### [RECORDS SHOWN]
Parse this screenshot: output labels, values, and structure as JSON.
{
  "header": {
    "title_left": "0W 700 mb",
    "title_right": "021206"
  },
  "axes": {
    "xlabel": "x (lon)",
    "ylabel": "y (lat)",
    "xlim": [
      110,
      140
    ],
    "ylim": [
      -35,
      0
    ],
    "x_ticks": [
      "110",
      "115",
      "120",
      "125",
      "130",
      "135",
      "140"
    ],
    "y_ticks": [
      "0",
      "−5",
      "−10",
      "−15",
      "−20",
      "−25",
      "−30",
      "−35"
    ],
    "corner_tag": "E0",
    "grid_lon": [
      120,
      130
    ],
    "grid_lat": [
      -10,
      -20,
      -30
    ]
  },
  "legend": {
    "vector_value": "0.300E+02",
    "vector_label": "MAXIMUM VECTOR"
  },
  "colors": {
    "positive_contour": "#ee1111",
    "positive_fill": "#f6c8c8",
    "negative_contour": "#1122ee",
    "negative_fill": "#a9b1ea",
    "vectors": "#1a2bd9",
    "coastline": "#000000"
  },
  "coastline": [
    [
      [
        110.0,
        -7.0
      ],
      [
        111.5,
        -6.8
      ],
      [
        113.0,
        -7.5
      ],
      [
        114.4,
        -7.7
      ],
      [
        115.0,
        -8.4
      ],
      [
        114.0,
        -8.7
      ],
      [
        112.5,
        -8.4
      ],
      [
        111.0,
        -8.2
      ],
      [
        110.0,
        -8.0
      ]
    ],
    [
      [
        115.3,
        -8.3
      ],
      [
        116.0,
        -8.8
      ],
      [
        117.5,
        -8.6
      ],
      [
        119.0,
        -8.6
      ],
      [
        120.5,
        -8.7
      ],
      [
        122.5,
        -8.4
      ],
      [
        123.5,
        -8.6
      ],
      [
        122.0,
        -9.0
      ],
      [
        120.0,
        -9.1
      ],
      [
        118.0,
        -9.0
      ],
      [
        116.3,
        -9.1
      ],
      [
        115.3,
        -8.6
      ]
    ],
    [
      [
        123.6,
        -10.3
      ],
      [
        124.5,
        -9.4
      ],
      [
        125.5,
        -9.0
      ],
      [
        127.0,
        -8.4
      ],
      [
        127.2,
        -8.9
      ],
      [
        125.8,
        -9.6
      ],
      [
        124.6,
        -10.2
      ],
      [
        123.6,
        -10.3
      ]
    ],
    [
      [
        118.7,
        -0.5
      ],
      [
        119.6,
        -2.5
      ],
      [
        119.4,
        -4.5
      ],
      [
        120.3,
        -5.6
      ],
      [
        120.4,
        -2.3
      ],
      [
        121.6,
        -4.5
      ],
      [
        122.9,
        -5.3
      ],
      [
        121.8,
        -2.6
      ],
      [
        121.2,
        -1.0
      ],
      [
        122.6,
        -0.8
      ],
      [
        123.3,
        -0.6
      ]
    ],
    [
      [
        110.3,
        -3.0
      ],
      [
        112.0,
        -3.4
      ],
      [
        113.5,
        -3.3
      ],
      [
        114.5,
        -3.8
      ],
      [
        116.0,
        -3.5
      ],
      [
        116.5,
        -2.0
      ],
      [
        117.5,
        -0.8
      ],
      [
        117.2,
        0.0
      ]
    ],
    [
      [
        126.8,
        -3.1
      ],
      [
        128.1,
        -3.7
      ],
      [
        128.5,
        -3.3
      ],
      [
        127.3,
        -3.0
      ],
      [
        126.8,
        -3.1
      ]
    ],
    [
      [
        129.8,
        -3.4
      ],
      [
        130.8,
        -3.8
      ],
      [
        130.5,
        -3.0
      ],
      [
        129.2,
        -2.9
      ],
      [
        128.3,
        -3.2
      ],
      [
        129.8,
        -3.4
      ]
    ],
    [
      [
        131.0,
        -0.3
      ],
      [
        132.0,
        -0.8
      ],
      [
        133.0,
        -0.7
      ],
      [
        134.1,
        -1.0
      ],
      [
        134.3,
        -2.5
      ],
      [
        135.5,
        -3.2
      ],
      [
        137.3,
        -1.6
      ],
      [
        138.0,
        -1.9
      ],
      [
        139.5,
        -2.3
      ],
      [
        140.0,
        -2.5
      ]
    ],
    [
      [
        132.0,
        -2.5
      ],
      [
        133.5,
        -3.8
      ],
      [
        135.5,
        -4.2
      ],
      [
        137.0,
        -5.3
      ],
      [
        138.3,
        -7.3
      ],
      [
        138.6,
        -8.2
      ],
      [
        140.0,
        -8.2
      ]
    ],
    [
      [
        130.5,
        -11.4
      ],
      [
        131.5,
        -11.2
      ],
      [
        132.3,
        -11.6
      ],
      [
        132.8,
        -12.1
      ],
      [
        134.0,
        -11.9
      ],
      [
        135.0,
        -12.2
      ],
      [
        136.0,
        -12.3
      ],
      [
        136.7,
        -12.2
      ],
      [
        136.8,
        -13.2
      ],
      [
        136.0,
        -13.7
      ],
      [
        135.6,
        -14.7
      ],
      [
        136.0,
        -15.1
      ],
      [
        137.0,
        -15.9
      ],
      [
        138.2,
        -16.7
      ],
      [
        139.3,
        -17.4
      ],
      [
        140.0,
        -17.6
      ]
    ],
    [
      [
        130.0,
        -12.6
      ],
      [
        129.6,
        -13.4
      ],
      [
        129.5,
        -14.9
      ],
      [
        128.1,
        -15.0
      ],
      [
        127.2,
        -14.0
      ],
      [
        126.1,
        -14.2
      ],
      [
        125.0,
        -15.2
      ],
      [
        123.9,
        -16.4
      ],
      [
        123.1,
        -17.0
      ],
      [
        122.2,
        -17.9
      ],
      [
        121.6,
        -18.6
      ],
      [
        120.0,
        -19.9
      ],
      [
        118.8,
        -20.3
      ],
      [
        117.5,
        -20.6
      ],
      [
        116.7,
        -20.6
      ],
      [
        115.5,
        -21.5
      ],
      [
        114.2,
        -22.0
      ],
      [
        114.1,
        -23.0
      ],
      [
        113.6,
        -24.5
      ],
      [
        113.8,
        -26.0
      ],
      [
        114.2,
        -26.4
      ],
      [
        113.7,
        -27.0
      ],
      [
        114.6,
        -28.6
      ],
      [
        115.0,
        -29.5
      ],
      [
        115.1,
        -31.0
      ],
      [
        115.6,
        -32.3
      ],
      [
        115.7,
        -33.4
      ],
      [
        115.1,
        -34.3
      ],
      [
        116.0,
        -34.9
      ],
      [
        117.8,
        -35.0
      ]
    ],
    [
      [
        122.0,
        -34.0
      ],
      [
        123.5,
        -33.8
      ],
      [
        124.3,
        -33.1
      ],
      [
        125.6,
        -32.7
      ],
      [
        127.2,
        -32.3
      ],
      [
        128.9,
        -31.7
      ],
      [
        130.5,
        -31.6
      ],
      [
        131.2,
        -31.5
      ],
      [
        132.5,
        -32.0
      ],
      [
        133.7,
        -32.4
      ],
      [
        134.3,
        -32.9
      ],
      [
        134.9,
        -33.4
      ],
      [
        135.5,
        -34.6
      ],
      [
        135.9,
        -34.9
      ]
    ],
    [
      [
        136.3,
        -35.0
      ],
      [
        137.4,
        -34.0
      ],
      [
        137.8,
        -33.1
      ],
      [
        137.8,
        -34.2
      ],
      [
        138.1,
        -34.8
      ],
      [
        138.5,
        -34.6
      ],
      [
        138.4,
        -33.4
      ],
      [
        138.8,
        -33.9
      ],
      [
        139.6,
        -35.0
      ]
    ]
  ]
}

### [EXERCISE]
Return all of the entries exactly as written.

### [WORKED ANSWER]
Parse this screenshot: output labels, values, and structure as JSON.
{
  "header": {
    "title_left": "0W 700 mb",
    "title_right": "021206"
  },
  "axes": {
    "xlabel": "x (lon)",
    "ylabel": "y (lat)",
    "xlim": [
      110,
      140
    ],
    "ylim": [
      -35,
      0
    ],
    "x_ticks": [
      "110",
      "115",
      "120",
      "125",
      "130",
      "135",
      "140"
    ],
    "y_ticks": [
      "0",
      "−5",
      "−10",
      "−15",
      "−20",
      "−25",
      "−30",
      "−35"
    ],
    "corner_tag": "E0",
    "grid_lon": [
      120,
      130
    ],
    "grid_lat": [
      -10,
      -20,
      -30
    ]
  },
  "legend": {
    "vector_value": "0.300E+02",
    "vector_label": "MAXIMUM VECTOR"
  },
  "colors": {
    "positive_contour": "#ee1111",
    "positive_fill": "#f6c8c8",
    "negative_contour": "#1122ee",
    "negative_fill": "#a9b1ea",
    "vectors": "#1a2bd9",
    "coastline": "#000000"
  },
  "coastline": [
    [
      [
        110.0,
        -7.0
      ],
      [
        111.5,
        -6.8
      ],
      [
        113.0,
        -7.5
      ],
      [
        114.4,
        -7.7
      ],
      [
        115.0,
        -8.4
      ],
      [
        114.0,
        -8.7
      ],
      [
        112.5,
        -8.4
      ],
      [
        111.0,
        -8.2
      ],
      [
        110.0,
        -8.0
      ]
    ],
    [
      [
        115.3,
        -8.3
      ],
      [
        116.0,
        -8.8
      ],
      [
        117.5,
        -8.6
      ],
      [
        119.0,
        -8.6
      ],
      [
        120.5,
        -8.7
      ],
      [
        122.5,
        -8.4
      ],
      [
        123.5,
        -8.6
      ],
      [
        122.0,
        -9.0
      ],
      [
        120.0,
        -9.1
      ],
      [
        118.0,
        -9.0
      ],
      [
        116.3,
        -9.1
      ],
      [
        115.3,
        -8.6
      ]
    ],
    [
      [
        123.6,
        -10.3
      ],
      [
        124.5,
        -9.4
      ],
      [
        125.5,
        -9.0
      ],
      [
        127.0,
        -8.4
      ],
      [
        127.2,
        -8.9
      ],
      [
        125.8,
        -9.6
      ],
      [
        124.6,
        -10.2
      ],
      [
        123.6,
        -10.3
      ]
    ],
    [
      [
        118.7,
        -0.5
      ],
      [
        119.6,
        -2.5
      ],
      [
        119.4,
        -4.5
      ],
      [
        120.3,
        -5.6
      ],
      [
        120.4,
        -2.3
      ],
      [
        121.6,
        -4.5
      ],
      [
        122.9,
        -5.3
      ],
      [
        121.8,
        -2.6
      ],
      [
        121.2,
        -1.0
      ],
      [
        122.6,
        -0.8
      ],
      [
        123.3,
        -0.6
      ]
    ],
    [
      [
        110.3,
        -3.0
      ],
      [
        112.0,
        -3.4
      ],
      [
        113.5,
        -3.3
      ],
      [
        114.5,
        -3.8
      ],
      [
        116.0,
        -3.5
      ],
      [
        116.5,
        -2.0
      ],
      [
        117.5,
        -0.8
      ],
      [
        117.2,
        0.0
      ]
    ],
    [
      [
        126.8,
        -3.1
      ],
      [
        128.1,
        -3.7
      ],
      [
        128.5,
        -3.3
      ],
      [
        127.3,
        -3.0
      ],
      [
        126.8,
        -3.1
      ]
    ],
    [
      [
        129.8,
        -3.4
      ],
      [
        130.8,
        -3.8
      ],
      [
        130.5,
        -3.0
      ],
      [
        129.2,
        -2.9
      ],
      [
        128.3,
        -3.2
      ],
      [
        129.8,
        -3.4
      ]
    ],
    [
      [
        131.0,
        -0.3
      ],
      [
        132.0,
        -0.8
      ],
      [
        133.0,
        -0.7
      ],
      [
        134.1,
        -1.0
      ],
      [
        134.3,
        -2.5
      ],
      [
        135.5,
        -3.2
      ],
      [
        137.3,
        -1.6
      ],
      [
        138.0,
        -1.9
      ],
      [
        139.5,
        -2.3
      ],
      [
        140.0,
        -2.5
      ]
    ],
    [
      [
        132.0,
        -2.5
      ],
      [
        133.5,
        -3.8
      ],
      [
        135.5,
        -4.2
      ],
      [
        137.0,
        -5.3
      ],
      [
        138.3,
        -7.3
      ],
      [
        138.6,
        -8.2
      ],
      [
        140.0,
        -8.2
      ]
    ],
    [
      [
        130.5,
        -11.4
      ],
      [
        131.5,
        -11.2
      ],
      [
        132.3,
        -11.6
      ],
      [
        132.8,
        -12.1
      ],
      [
        134.0,
        -11.9
      ],
      [
        135.0,
        -12.2
      ],
      [
        136.0,
        -12.3
      ],
      [
        136.7,
        -12.2
      ],
      [
        136.8,
        -13.2
      ],
      [
        136.0,
        -13.7
      ],
      [
        135.6,
        -14.7
      ],
      [
        136.0,
        -15.1
      ],
      [
        137.0,
        -15.9
      ],
      [
        138.2,
        -16.7
      ],
      [
        139.3,
        -17.4
      ],
      [
        140.0,
        -17.6
      ]
    ],
    [
      [
        130.0,
        -12.6
      ],
      [
        129.6,
        -13.4
      ],
      [
        129.5,
        -14.9
      ],
      [
        128.1,
        -15.0
      ],
      [
        127.2,
        -14.0
      ],
      [
        126.1,
        -14.2
      ],
      [
        125.0,
        -15.2
      ],
      [
        123.9,
        -16.4
      ],
      [
        123.1,
        -17.0
      ],
      [
        122.2,
        -17.9
      ],
      [
        121.6,
        -18.6
      ],
      [
        120.0,
        -19.9
      ],
      [
        118.8,
        -20.3
      ],
      [
        117.5,
        -20.6
      ],
      [
        116.7,
        -20.6
      ],
      [
        115.5,
        -21.5
      ],
      [
        114.2,
        -22.0
      ],
      [
        114.1,
        -23.0
      ],
      [
        113.6,
        -24.5
      ],
      [
        113.8,
        -26.0
      ],
      [
        114.2,
        -26.4
      ],
      [
        113.7,
        -27.0
      ],
      [
        114.6,
        -28.6
      ],
      [
        115.0,
        -29.5
      ],
      [
        115.1,
        -31.0
      ],
      [
        115.6,
        -32.3
      ],
      [
        115.7,
        -33.4
      ],
      [
        115.1,
        -34.3
      ],
      [
        116.0,
        -34.9
      ],
      [
        117.8,
        -35.0
      ]
    ],
    [
      [
        122.0,
        -34.0
      ],
      [
        123.5,
        -33.8
      ],
      [
        124.3,
        -33.1
      ],
      [
        125.6,
        -32.7
      ],
      [
        127.2,
        -32.3
      ],
      [
        128.9,
        -31.7
      ],
      [
        130.5,
        -31.6
      ],
      [
        131.2,
        -31.5
      ],
      [
        132.5,
        -32.0
      ],
      [
        133.7,
        -32.4
      ],
      [
        134.3,
        -32.9
      ],
      [
        134.9,
        -33.4
      ],
      [
        135.5,
        -34.6
      ],
      [
        135.9,
        -34.9
      ]
    ],
    [
      [
        136.3,
        -35.0
      ],
      [
        137.4,
        -34.0
      ],
      [
        137.8,
        -33.1
      ],
      [
        137.8,
        -34.2
      ],
      [
        138.1,
        -34.8
      ],
      [
        138.5,
        -34.6
      ],
      [
        138.4,
        -33.4
      ],
      [
        138.8,
        -33.9
      ],
      [
        139.6,
        -35.0
      ]
    ]
  ]
}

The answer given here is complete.